____ Reading text

Sometimes you just have to laugh (or yell)
seriously, teenagers are the worst! i cannot understand how their brain works. i try to justify their thinking by all the hormonal changes they go through. that they are just too whacked out to even think clearly. i promise it does get better, but it usually takes them moving out on their own for that to happen. i feel for you my friend, been there, done that, got the t-shirt.
have a great day...hugz!
Well, I was thinking if this happened very frequently. If it does, then he has to learn his lesson on being responsible and considerate to his family. If it doesn't, then maybe it is not so bad to just pass him the key and remind him to remember his next time?
Hi there! Ooooh...You are just having lots of fun, aren't you! I am totally understanding, as I have 2 teens at home!!
I think I am agreeing with BK; but, then again, I don't live with your teen son! But, their brains seriously do not function like ours do; they are controlled by their hormones! But, that is no excuse for bad behavior.
Cheer up...there is hope for us...My twin sister's daughter is now 20, and the girl is definitely mellowing out. YAY for Adulthood! :)
Oh, I would have done exactly what you did. They will learn one day.
I am so not looking forward to the day that my 2 boys become teenagers.
Okay, mine still love me more than anything, but I was not the nicest teen, and even I will say that HE was wrong. My mom NEVER would have allowed that. Even when I came home from break on college, she needed a specific time of when I would be home, and if I was two minutes late too damn bad. If I wanted to be disrespectful, I could sit on the patio and wait for her. He said early, he was early evening not early day. And he isn't 18 yet. He will be glad one day that his parents are teaching him responsibility.
Between my attitude-ish 17 year-old girl and my funky 14 year-old boy (whose room smells like feet and armpits), I understand where you're coming from. Ugh.

________

§ **Objective A**
Reproduce the rows character for character, from the start of the extracted records through the line containing "slice-label: Residential Buildings".

____ Provided entries

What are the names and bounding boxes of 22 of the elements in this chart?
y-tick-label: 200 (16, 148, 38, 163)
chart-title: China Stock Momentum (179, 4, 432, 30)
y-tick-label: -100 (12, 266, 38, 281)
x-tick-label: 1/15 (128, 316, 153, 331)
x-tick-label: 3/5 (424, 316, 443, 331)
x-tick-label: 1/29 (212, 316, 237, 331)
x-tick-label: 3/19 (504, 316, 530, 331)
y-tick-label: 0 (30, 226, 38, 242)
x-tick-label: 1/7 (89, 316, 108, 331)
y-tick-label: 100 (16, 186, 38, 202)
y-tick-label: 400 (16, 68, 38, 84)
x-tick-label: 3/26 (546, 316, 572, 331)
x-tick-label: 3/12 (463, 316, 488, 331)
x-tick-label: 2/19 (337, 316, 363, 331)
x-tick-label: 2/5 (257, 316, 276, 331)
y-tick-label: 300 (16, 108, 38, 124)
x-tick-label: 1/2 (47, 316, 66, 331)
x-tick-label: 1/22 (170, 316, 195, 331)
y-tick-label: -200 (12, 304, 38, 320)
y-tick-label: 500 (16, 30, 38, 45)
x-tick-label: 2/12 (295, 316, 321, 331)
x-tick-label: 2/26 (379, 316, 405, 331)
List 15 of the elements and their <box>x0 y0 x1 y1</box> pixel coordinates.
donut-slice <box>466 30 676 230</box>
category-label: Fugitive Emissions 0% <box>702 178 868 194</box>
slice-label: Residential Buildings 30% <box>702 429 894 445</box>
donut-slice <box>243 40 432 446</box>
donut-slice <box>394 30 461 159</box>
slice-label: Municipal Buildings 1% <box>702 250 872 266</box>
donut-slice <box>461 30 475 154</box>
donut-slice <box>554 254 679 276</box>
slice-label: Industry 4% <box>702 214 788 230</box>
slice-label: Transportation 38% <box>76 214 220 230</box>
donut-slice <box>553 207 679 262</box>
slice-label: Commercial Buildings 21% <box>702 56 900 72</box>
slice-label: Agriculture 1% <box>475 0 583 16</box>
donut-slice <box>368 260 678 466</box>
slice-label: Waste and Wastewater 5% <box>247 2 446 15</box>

________

§ **Objective B**
According to the comments about teenagers, how old is the twin sister's daughter?

§ **Exercise result A**
What are the names and bounding boxes of 22 of the elements in this chart?
y-tick-label: 200 (16, 148, 38, 163)
chart-title: China Stock Momentum (179, 4, 432, 30)
y-tick-label: -100 (12, 266, 38, 281)
x-tick-label: 1/15 (128, 316, 153, 331)
x-tick-label: 3/5 (424, 316, 443, 331)
x-tick-label: 1/29 (212, 316, 237, 331)
x-tick-label: 3/19 (504, 316, 530, 331)
y-tick-label: 0 (30, 226, 38, 242)
x-tick-label: 1/7 (89, 316, 108, 331)
y-tick-label: 100 (16, 186, 38, 202)
y-tick-label: 400 (16, 68, 38, 84)
x-tick-label: 3/26 (546, 316, 572, 331)
x-tick-label: 3/12 (463, 316, 488, 331)
x-tick-label: 2/19 (337, 316, 363, 331)
x-tick-label: 2/5 (257, 316, 276, 331)
y-tick-label: 300 (16, 108, 38, 124)
x-tick-label: 1/2 (47, 316, 66, 331)
x-tick-label: 1/22 (170, 316, 195, 331)
y-tick-label: -200 (12, 304, 38, 320)
y-tick-label: 500 (16, 30, 38, 45)
x-tick-label: 2/12 (295, 316, 321, 331)
x-tick-label: 2/26 (379, 316, 405, 331)
List 15 of the elements and their <box>x0 y0 x1 y1</box> pixel coordinates.
donut-slice <box>466 30 676 230</box>
category-label: Fugitive Emissions 0% <box>702 178 868 194</box>
slice-label: Residential Buildings 30% <box>702 429 894 445</box>

§ **Exercise result B**
She is 20.